═══ SUPPLIED DATA

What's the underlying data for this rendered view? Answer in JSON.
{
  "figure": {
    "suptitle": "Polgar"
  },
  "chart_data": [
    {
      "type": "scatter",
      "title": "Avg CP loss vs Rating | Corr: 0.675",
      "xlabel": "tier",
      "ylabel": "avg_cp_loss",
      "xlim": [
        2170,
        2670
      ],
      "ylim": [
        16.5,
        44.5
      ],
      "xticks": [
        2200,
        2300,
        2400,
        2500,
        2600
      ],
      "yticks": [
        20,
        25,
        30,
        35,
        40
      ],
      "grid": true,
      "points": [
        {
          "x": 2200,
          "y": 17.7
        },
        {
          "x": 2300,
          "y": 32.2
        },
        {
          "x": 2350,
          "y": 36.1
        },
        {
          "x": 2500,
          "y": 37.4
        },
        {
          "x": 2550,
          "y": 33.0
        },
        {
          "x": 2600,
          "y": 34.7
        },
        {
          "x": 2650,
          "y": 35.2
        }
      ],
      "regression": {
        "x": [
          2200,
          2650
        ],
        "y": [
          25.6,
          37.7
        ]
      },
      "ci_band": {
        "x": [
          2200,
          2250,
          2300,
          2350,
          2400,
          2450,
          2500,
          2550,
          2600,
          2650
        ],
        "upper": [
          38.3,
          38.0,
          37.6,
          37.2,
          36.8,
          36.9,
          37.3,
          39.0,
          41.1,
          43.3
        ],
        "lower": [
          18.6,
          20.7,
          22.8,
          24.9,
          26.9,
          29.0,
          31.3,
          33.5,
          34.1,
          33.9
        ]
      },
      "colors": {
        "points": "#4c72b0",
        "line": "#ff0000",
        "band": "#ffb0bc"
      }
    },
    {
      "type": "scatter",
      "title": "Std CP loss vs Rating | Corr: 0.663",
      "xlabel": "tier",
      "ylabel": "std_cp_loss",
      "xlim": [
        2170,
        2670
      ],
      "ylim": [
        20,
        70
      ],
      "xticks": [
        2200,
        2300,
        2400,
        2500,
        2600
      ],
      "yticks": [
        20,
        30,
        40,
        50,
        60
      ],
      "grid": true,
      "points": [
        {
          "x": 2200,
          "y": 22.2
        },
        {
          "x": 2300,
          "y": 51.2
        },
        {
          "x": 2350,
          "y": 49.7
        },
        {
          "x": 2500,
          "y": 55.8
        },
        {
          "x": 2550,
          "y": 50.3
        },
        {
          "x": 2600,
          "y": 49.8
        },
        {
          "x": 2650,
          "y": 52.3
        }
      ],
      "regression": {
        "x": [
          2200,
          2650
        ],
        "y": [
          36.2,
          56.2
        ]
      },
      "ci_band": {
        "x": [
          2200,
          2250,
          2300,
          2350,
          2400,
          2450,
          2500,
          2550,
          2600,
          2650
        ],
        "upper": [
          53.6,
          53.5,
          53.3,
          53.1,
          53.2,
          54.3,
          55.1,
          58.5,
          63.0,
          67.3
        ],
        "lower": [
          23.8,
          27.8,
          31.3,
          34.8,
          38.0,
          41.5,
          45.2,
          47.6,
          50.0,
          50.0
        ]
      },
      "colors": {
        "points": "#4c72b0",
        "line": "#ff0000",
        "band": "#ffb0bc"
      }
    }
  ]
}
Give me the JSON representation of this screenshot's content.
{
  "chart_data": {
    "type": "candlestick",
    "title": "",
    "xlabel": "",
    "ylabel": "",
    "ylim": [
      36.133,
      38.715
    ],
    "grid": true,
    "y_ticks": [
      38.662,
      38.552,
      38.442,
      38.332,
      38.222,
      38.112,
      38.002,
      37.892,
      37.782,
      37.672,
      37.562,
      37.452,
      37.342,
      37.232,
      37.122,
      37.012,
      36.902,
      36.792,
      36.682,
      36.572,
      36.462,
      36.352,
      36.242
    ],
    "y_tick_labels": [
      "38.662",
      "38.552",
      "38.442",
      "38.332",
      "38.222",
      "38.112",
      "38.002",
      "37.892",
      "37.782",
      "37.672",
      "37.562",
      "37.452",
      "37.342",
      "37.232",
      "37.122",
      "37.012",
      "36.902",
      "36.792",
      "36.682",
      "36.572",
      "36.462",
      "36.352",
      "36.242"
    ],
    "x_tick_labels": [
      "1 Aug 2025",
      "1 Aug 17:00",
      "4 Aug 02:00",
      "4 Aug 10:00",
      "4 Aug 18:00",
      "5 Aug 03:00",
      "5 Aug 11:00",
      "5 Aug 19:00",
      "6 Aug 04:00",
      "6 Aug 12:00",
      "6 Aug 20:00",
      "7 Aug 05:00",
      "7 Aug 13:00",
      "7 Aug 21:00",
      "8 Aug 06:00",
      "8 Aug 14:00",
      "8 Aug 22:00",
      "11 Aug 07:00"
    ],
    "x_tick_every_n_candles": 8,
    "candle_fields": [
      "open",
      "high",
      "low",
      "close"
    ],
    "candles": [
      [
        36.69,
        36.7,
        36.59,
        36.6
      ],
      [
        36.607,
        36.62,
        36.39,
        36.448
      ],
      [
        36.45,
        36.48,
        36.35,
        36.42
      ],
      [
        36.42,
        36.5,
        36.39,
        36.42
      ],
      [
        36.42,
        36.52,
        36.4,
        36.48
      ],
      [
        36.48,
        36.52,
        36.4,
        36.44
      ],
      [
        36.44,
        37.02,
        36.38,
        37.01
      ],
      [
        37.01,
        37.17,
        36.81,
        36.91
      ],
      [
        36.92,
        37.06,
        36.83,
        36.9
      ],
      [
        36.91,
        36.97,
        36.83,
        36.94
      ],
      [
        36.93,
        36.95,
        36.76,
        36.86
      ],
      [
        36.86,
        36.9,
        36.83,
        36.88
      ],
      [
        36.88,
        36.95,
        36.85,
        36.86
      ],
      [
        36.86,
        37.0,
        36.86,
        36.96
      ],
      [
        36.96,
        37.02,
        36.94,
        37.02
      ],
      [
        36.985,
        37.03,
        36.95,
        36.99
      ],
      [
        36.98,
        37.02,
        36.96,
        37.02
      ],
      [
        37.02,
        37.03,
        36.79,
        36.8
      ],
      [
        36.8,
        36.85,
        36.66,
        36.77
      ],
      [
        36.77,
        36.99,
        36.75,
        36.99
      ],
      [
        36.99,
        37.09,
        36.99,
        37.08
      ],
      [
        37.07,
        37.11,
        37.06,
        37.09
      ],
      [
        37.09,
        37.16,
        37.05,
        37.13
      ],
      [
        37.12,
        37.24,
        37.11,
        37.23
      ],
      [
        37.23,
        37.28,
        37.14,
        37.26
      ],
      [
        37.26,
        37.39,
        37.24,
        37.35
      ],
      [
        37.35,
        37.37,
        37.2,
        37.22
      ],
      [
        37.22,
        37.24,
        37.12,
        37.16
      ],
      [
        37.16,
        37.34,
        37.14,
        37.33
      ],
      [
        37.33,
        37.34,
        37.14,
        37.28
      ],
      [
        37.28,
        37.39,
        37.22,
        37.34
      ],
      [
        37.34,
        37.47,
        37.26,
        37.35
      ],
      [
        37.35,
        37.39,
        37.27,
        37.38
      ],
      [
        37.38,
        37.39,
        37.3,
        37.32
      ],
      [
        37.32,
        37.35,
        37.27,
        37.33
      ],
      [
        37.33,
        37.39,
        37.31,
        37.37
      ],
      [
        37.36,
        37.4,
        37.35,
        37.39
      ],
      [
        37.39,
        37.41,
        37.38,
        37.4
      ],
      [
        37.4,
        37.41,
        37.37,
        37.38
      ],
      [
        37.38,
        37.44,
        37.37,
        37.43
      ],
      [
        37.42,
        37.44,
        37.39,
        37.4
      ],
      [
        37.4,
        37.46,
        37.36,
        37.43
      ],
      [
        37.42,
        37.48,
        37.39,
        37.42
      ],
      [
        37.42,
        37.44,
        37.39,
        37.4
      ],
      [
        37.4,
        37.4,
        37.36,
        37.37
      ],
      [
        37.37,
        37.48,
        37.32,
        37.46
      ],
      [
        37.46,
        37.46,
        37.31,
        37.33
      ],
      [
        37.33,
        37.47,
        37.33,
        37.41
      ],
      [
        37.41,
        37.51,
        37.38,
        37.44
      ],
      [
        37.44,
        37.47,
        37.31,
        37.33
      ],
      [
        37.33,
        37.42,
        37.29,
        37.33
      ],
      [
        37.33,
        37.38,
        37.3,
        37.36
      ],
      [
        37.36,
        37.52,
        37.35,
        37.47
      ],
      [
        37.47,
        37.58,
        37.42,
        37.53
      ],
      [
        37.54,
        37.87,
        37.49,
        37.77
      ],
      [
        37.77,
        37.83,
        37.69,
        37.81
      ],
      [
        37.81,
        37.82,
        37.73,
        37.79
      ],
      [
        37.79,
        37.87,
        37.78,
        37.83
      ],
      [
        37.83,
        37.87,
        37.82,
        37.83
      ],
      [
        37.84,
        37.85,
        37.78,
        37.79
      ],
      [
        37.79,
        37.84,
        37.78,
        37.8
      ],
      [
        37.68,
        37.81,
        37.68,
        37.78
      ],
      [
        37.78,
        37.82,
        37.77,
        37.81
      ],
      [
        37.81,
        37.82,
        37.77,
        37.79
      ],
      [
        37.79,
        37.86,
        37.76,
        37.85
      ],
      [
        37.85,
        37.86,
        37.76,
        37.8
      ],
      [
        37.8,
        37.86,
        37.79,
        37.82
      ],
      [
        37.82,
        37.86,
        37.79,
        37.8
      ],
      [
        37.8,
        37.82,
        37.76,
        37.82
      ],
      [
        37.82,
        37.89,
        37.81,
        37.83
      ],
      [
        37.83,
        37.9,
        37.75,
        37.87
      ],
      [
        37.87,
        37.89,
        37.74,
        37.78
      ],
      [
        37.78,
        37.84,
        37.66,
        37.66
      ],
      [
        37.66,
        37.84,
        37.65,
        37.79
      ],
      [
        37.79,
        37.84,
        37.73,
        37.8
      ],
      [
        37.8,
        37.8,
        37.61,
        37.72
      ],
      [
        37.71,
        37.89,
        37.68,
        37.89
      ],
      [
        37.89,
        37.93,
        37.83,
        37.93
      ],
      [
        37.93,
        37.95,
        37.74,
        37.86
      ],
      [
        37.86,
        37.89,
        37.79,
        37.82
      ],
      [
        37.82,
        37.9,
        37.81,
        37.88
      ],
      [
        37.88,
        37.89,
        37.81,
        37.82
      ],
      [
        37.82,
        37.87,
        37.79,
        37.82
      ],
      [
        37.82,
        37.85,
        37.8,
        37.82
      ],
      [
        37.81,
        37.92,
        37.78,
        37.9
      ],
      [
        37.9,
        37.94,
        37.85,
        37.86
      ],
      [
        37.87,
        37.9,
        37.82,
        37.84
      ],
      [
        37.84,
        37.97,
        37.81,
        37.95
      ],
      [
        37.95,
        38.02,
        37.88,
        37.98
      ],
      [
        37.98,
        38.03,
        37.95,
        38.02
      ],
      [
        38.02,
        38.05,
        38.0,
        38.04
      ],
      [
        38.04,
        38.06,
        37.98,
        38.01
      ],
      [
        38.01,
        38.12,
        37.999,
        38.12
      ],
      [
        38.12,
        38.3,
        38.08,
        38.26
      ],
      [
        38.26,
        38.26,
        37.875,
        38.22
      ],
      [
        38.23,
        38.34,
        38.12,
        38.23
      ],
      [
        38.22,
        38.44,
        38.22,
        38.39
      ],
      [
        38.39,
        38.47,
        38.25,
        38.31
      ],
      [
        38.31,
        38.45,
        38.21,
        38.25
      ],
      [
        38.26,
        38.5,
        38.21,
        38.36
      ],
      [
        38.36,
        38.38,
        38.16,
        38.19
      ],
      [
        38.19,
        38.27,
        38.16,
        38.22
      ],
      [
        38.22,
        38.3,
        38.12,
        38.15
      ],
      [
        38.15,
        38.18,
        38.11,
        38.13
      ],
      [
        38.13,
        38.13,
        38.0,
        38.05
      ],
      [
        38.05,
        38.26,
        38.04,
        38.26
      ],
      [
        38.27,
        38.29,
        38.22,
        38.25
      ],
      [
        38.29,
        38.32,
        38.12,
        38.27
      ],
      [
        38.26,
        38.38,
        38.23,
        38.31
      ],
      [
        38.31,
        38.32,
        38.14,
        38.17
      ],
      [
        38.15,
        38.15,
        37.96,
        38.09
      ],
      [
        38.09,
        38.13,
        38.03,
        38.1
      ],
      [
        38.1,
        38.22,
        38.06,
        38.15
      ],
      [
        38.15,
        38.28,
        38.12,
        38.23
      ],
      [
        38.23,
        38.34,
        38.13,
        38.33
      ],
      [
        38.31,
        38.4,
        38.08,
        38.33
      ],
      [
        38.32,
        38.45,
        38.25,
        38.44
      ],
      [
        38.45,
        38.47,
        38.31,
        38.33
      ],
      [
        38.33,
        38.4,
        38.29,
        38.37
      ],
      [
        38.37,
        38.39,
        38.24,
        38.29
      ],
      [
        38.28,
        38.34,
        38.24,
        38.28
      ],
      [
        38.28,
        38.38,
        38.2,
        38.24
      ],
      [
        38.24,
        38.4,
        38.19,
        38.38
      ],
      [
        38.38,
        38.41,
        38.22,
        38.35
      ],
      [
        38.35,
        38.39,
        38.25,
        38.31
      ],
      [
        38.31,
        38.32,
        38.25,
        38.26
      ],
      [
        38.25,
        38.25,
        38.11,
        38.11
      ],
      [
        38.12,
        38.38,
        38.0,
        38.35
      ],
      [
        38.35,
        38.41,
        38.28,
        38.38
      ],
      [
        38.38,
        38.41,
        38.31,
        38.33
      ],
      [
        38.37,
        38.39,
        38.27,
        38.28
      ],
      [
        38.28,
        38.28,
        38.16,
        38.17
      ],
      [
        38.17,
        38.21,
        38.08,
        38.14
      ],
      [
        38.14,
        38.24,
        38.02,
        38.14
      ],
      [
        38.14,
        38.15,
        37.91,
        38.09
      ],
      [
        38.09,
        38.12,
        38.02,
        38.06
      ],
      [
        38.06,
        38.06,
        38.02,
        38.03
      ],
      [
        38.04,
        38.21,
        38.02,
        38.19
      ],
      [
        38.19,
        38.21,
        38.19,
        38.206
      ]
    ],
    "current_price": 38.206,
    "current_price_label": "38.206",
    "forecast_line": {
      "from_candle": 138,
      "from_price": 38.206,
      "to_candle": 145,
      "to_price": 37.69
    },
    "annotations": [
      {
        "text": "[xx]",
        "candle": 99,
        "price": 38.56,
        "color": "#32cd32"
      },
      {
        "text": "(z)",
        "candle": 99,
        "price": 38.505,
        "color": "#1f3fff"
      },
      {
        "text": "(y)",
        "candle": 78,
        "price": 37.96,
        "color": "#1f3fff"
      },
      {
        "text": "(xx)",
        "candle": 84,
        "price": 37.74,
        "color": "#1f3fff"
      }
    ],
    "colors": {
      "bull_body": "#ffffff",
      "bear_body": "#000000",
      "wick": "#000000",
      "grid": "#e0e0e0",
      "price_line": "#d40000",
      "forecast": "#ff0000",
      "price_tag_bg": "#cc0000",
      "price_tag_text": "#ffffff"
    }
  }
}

══════

**SET TASK**:
Within the records above, how many lines include the word "Corr"? State the number by itself.

**COMPLETE ANSWER**:
2